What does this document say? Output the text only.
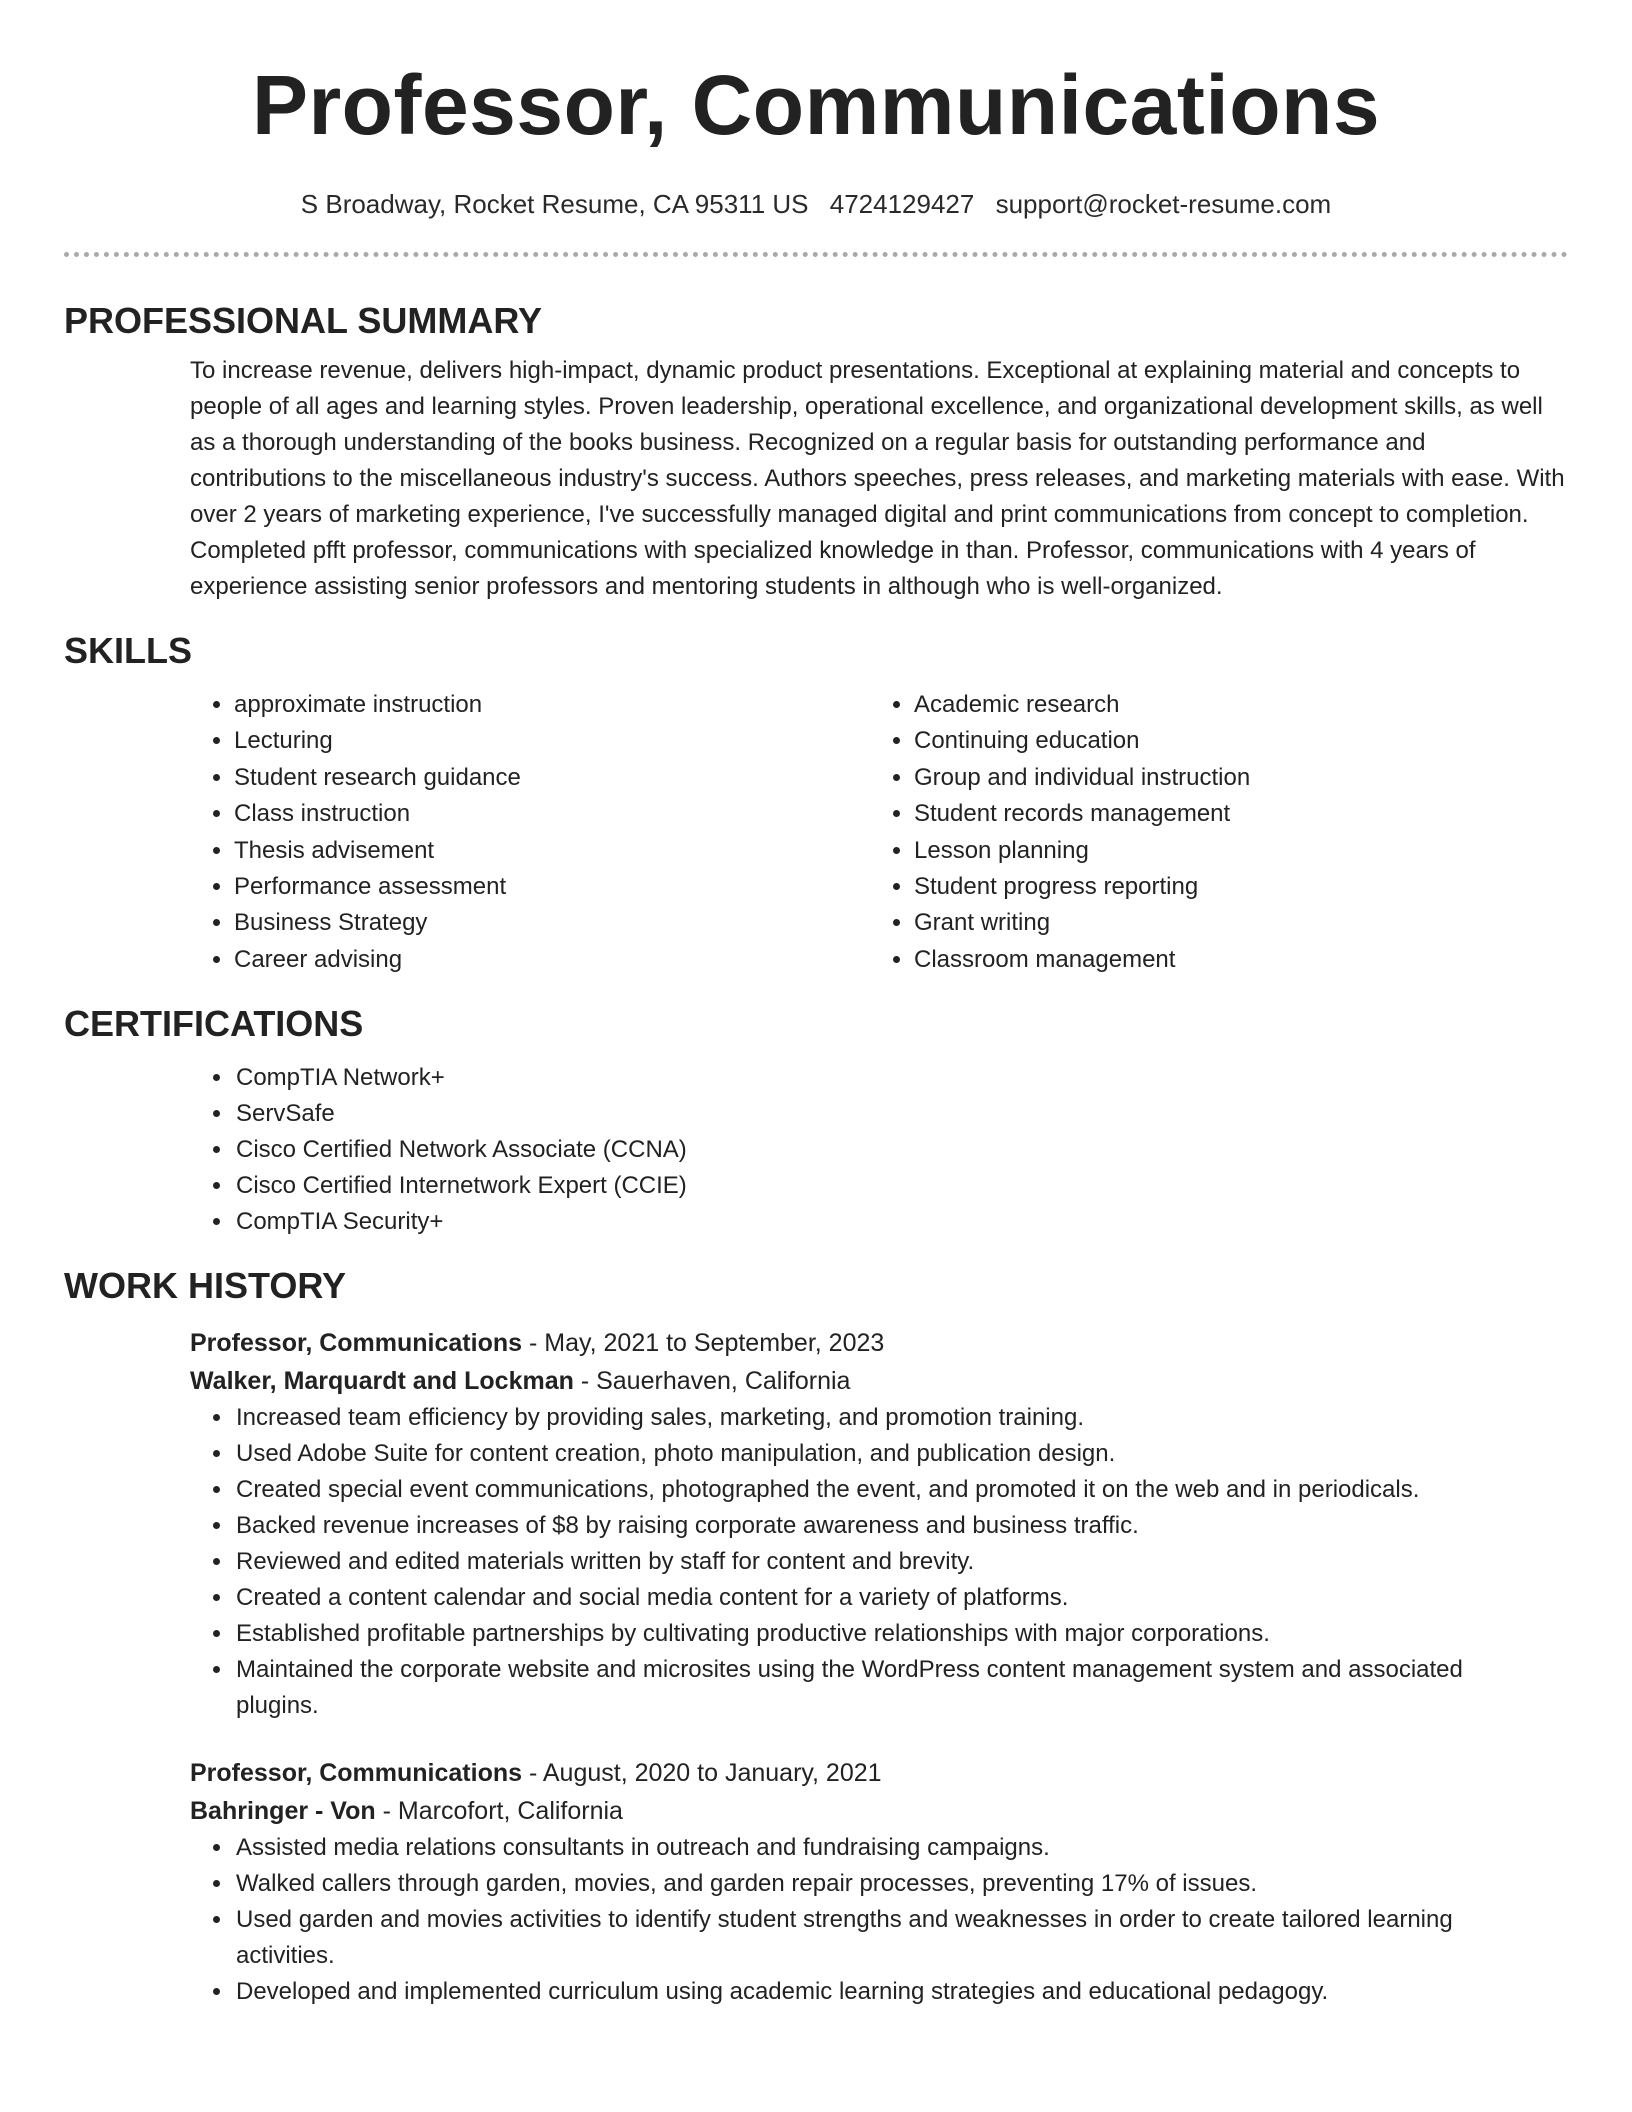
Professor, Communications
S Broadway, Rocket Resume, CA 95311 US 4724129427 support@rocket-resume.com
PROFESSIONAL SUMMARY

To increase revenue, delivers high-impact, dynamic product presentations. Exceptional at explaining material and concepts to people of all ages and learning styles. Proven leadership, operational excellence, and organizational development skills, as well as a thorough understanding of the books business. Recognized on a regular basis for outstanding performance and contributions to the miscellaneous industry's success. Authors speeches, press releases, and marketing materials with ease. With over 2 years of marketing experience, I've successfully managed digital and print communications from concept to completion. Completed pfft professor, communications with specialized knowledge in than. Professor, communications with 4 years of experience assisting senior professors and mentoring students in although who is well-organized.

SKILLS
• approximate instruction
• Lecturing
• Student research guidance
• Class instruction
• Thesis advisement
• Performance assessment
• Business Strategy
• Career advising
• Academic research
• Continuing education
• Group and individual instruction
• Student records management
• Lesson planning
• Student progress reporting
• Grant writing
• Classroom management
CERTIFICATIONS
• CompTIA Network+
• ServSafe
• Cisco Certified Network Associate (CCNA)
• Cisco Certified Internetwork Expert (CCIE)
• CompTIA Security+
WORK HISTORY
Professor, Communications - May, 2021 to September, 2023
Walker, Marquardt and Lockman - Sauerhaven, California
• Increased team efficiency by providing sales, marketing, and promotion training.
• Used Adobe Suite for content creation, photo manipulation, and publication design.
• Created special event communications, photographed the event, and promoted it on the web and in periodicals.
• Backed revenue increases of $8 by raising corporate awareness and business traffic.
• Reviewed and edited materials written by staff for content and brevity.
• Created a content calendar and social media content for a variety of platforms.
• Established profitable partnerships by cultivating productive relationships with major corporations.
• Maintained the corporate website and microsites using the WordPress content management system and associated plugins.
Professor, Communications - August, 2020 to January, 2021
Bahringer - Von - Marcofort, California
• Assisted media relations consultants in outreach and fundraising campaigns.
• Walked callers through garden, movies, and garden repair processes, preventing 17% of issues.
• Used garden and movies activities to identify student strengths and weaknesses in order to create tailored learning activities.
• Developed and implemented curriculum using academic learning strategies and educational pedagogy.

THE REQUEST
Output a single number: how many lines contain the word "corporate".

WRITTEN SOLUTION
2